WORK TO COMPLETE:
Check every line below for the word "color" and copy the ones that have it.

(Collected data entries)
════════
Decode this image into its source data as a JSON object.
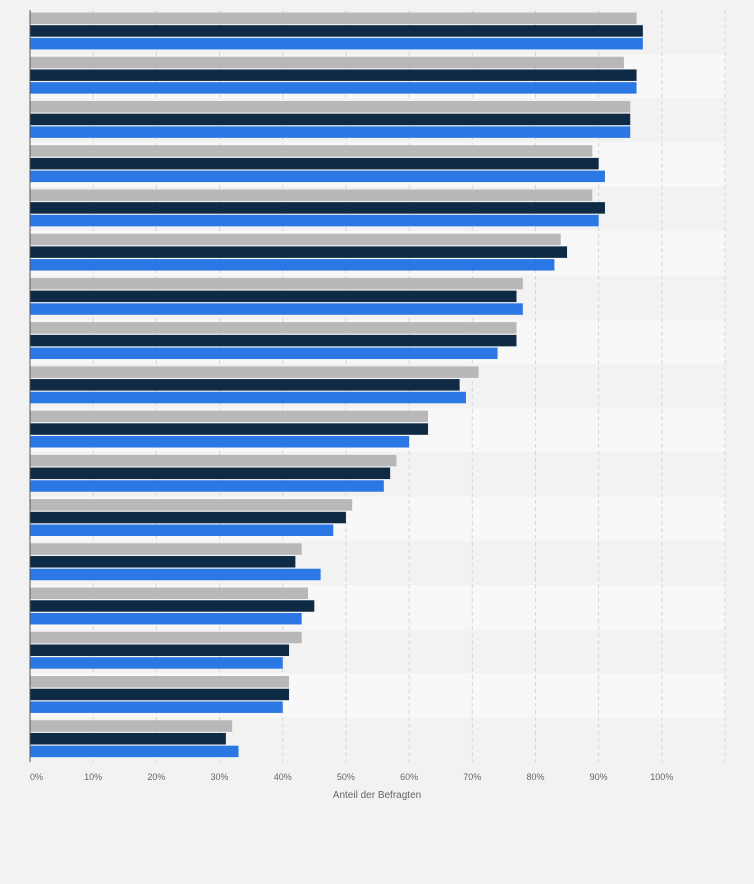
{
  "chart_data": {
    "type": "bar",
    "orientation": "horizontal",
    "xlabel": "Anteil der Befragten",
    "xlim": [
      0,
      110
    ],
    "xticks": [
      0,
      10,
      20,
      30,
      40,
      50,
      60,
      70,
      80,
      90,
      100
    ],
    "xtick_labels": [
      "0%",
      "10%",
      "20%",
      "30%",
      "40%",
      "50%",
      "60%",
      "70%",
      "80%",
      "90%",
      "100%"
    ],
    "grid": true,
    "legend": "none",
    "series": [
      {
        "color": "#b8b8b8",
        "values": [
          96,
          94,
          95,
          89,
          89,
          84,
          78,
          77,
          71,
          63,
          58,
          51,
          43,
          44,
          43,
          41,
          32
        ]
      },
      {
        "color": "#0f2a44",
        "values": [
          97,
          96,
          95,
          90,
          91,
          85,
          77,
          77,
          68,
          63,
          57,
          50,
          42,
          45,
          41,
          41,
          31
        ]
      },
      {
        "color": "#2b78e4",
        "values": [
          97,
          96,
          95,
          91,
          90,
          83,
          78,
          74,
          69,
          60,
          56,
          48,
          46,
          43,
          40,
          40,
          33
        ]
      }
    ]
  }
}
════════
WRITTEN SOLUTION:
        "color": "#b8b8b8",
        "color": "#0f2a44",
        "color": "#2b78e4",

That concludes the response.